EXERCISE BRIEF - Can you reproduce the data beneath, keeping every line exact?

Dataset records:
__________________________________________________
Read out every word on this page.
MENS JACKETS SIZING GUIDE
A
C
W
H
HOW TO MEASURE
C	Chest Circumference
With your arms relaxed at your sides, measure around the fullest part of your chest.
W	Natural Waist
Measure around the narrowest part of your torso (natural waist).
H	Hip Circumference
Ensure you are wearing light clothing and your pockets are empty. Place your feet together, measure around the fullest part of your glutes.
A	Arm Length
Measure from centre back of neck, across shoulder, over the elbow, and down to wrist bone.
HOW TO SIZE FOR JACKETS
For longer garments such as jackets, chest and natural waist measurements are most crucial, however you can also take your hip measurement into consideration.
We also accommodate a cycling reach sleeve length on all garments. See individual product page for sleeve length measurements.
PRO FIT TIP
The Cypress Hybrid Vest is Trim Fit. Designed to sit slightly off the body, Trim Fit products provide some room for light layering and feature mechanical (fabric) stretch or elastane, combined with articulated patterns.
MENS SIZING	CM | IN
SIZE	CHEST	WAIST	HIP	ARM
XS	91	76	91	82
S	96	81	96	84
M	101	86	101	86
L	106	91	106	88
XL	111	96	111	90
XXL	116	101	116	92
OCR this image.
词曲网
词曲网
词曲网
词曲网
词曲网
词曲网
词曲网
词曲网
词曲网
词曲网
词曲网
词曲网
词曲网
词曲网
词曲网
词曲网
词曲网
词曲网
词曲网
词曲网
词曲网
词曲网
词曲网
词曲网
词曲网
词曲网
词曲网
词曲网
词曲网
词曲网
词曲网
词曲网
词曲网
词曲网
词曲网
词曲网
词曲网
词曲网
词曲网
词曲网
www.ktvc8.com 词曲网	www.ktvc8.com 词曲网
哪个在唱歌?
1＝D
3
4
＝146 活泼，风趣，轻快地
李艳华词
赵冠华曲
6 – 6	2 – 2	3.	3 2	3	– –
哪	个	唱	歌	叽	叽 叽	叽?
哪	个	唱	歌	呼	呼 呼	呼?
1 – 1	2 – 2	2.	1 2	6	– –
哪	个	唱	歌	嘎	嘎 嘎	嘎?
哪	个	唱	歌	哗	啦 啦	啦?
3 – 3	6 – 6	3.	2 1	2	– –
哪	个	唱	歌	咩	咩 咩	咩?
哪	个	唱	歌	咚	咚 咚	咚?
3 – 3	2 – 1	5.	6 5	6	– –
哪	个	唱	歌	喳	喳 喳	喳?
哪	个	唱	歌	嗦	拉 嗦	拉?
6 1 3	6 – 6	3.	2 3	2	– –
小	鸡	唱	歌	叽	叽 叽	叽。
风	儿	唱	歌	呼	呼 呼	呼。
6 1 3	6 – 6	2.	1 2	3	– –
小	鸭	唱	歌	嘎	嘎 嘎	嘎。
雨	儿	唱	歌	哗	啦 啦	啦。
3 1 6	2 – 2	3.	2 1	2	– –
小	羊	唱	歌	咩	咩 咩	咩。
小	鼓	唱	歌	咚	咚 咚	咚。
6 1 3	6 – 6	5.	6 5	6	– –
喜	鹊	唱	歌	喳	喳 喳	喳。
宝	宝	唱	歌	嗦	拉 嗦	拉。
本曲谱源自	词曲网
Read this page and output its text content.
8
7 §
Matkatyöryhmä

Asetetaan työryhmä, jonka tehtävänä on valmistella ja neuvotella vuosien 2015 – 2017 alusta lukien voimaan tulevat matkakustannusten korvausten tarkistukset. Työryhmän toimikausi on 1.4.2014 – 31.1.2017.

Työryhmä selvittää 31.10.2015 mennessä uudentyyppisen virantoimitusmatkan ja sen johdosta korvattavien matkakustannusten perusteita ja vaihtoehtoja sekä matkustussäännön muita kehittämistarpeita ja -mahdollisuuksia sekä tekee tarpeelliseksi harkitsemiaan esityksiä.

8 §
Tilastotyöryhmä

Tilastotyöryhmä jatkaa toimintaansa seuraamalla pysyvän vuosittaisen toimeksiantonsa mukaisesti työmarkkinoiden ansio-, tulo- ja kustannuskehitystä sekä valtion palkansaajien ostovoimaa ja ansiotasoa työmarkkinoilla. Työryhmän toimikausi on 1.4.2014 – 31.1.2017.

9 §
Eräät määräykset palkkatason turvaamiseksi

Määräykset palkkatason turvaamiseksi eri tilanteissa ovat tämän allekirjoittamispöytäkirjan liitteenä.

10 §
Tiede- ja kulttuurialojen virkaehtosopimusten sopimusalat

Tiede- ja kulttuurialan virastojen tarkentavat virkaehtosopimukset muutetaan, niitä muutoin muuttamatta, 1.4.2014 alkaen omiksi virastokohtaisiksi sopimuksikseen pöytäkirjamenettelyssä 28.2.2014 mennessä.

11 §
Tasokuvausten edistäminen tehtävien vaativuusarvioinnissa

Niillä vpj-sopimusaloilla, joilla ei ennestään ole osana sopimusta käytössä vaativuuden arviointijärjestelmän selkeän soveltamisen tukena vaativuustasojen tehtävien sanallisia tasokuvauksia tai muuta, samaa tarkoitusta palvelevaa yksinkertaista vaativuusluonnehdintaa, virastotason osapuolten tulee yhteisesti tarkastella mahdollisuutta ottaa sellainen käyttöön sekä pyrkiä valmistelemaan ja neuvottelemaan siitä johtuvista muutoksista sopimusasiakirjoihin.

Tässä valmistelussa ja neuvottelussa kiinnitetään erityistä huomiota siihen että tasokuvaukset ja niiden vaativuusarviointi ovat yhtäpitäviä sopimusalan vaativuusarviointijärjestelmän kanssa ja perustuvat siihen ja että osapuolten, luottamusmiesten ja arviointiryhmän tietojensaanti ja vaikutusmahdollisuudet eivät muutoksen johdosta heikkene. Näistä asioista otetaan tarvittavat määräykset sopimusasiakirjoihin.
__________________________________________________
TASK SOLUTION -
Read out every word on this page.
MENS JACKETS SIZING GUIDE
A
C
W
H
HOW TO MEASURE
C	Chest Circumference
With your arms relaxed at your sides, measure around the fullest part of your chest.
W	Natural Waist
Measure around the narrowest part of your torso (natural waist).
H	Hip Circumference
Ensure you are wearing light clothing and your pockets are empty. Place your feet together, measure around the fullest part of your glutes.
A	Arm Length
Measure from centre back of neck, across shoulder, over the elbow, and down to wrist bone.
HOW TO SIZE FOR JACKETS
For longer garments such as jackets, chest and natural waist measurements are most crucial, however you can also take your hip measurement into consideration.
We also accommodate a cycling reach sleeve length on all garments. See individual product page for sleeve length measurements.
PRO FIT TIP
The Cypress Hybrid Vest is Trim Fit. Designed to sit slightly off the body, Trim Fit products provide some room for light layering and feature mechanical (fabric) stretch or elastane, combined with articulated patterns.
MENS SIZING	CM | IN
SIZE	CHEST	WAIST	HIP	ARM
XS	91	76	91	82
S	96	81	96	84
M	101	86	101	86
L	106	91	106	88
XL	111	96	111	90
XXL	116	101	116	92
OCR this image.
词曲网
词曲网
词曲网
词曲网
词曲网
词曲网
词曲网
词曲网
词曲网
词曲网
词曲网
词曲网
词曲网
词曲网
词曲网
词曲网
词曲网
词曲网
词曲网
词曲网
词曲网
词曲网
词曲网
词曲网
词曲网
词曲网
词曲网
词曲网
词曲网
词曲网
词曲网
词曲网
词曲网
词曲网
词曲网
词曲网
词曲网
词曲网
词曲网
词曲网
www.ktvc8.com 词曲网	www.ktvc8.com 词曲网
哪个在唱歌?
1＝D
3
4
＝146 活泼，风趣，轻快地
李艳华词
赵冠华曲
6 – 6	2 – 2	3.	3 2	3	– –
哪	个	唱	歌	叽	叽 叽	叽?
哪	个	唱	歌	呼	呼 呼	呼?
1 – 1	2 – 2	2.	1 2	6	– –
哪	个	唱	歌	嘎	嘎 嘎	嘎?
哪	个	唱	歌	哗	啦 啦	啦?
3 – 3	6 – 6	3.	2 1	2	– –
哪	个	唱	歌	咩	咩 咩	咩?
哪	个	唱	歌	咚	咚 咚	咚?
3 – 3	2 – 1	5.	6 5	6	– –
哪	个	唱	歌	喳	喳 喳	喳?
哪	个	唱	歌	嗦	拉 嗦	拉?
6 1 3	6 – 6	3.	2 3	2	– –
小	鸡	唱	歌	叽	叽 叽	叽。
风	儿	唱	歌	呼	呼 呼	呼。
6 1 3	6 – 6	2.	1 2	3	– –
小	鸭	唱	歌	嘎	嘎 嘎	嘎。
雨	儿	唱	歌	哗	啦 啦	啦。
3 1 6	2 – 2	3.	2 1	2	– –
小	羊	唱	歌	咩	咩 咩	咩。
小	鼓	唱	歌	咚	咚 咚	咚。
6 1 3	6 – 6	5.	6 5	6	– –
喜	鹊	唱	歌	喳	喳 喳	喳。
宝	宝	唱	歌	嗦	拉 嗦	拉。
本曲谱源自	词曲网
Read this page and output its text content.
8
7 §
Matkatyöryhmä

Asetetaan työryhmä, jonka tehtävänä on valmistella ja neuvotella vuosien 2015 – 2017 alusta lukien voimaan tulevat matkakustannusten korvausten tarkistukset. Työryhmän toimikausi on 1.4.2014 – 31.1.2017.

Työryhmä selvittää 31.10.2015 mennessä uudentyyppisen virantoimitusmatkan ja sen johdosta korvattavien matkakustannusten perusteita ja vaihtoehtoja sekä matkustussäännön muita kehittämistarpeita ja -mahdollisuuksia sekä tekee tarpeelliseksi harkitsemiaan esityksiä.

8 §
Tilastotyöryhmä

Tilastotyöryhmä jatkaa toimintaansa seuraamalla pysyvän vuosittaisen toimeksiantonsa mukaisesti työmarkkinoiden ansio-, tulo- ja kustannuskehitystä sekä valtion palkansaajien ostovoimaa ja ansiotasoa työmarkkinoilla. Työryhmän toimikausi on 1.4.2014 – 31.1.2017.

9 §
Eräät määräykset palkkatason turvaamiseksi

Määräykset palkkatason turvaamiseksi eri tilanteissa ovat tämän allekirjoittamispöytäkirjan liitteenä.

10 §
Tiede- ja kulttuurialojen virkaehtosopimusten sopimusalat

Tiede- ja kulttuurialan virastojen tarkentavat virkaehtosopimukset muutetaan, niitä muutoin muuttamatta, 1.4.2014 alkaen omiksi virastokohtaisiksi sopimuksikseen pöytäkirjamenettelyssä 28.2.2014 mennessä.

11 §
Tasokuvausten edistäminen tehtävien vaativuusarvioinnissa

Niillä vpj-sopimusaloilla, joilla ei ennestään ole osana sopimusta käytössä vaativuuden arviointijärjestelmän selkeän soveltamisen tukena vaativuustasojen tehtävien sanallisia tasokuvauksia tai muuta, samaa tarkoitusta palvelevaa yksinkertaista vaativuusluonnehdintaa, virastotason osapuolten tulee yhteisesti tarkastella mahdollisuutta ottaa sellainen käyttöön sekä pyrkiä valmistelemaan ja neuvottelemaan siitä johtuvista muutoksista sopimusasiakirjoihin.

Tässä valmistelussa ja neuvottelussa kiinnitetään erityistä huomiota siihen että tasokuvaukset ja niiden vaativuusarviointi ovat yhtäpitäviä sopimusalan vaativuusarviointijärjestelmän kanssa ja perustuvat siihen ja että osapuolten, luottamusmiesten ja arviointiryhmän tietojensaanti ja vaikutusmahdollisuudet eivät muutoksen johdosta heikkene. Näistä asioista otetaan tarvittavat määräykset sopimusasiakirjoihin.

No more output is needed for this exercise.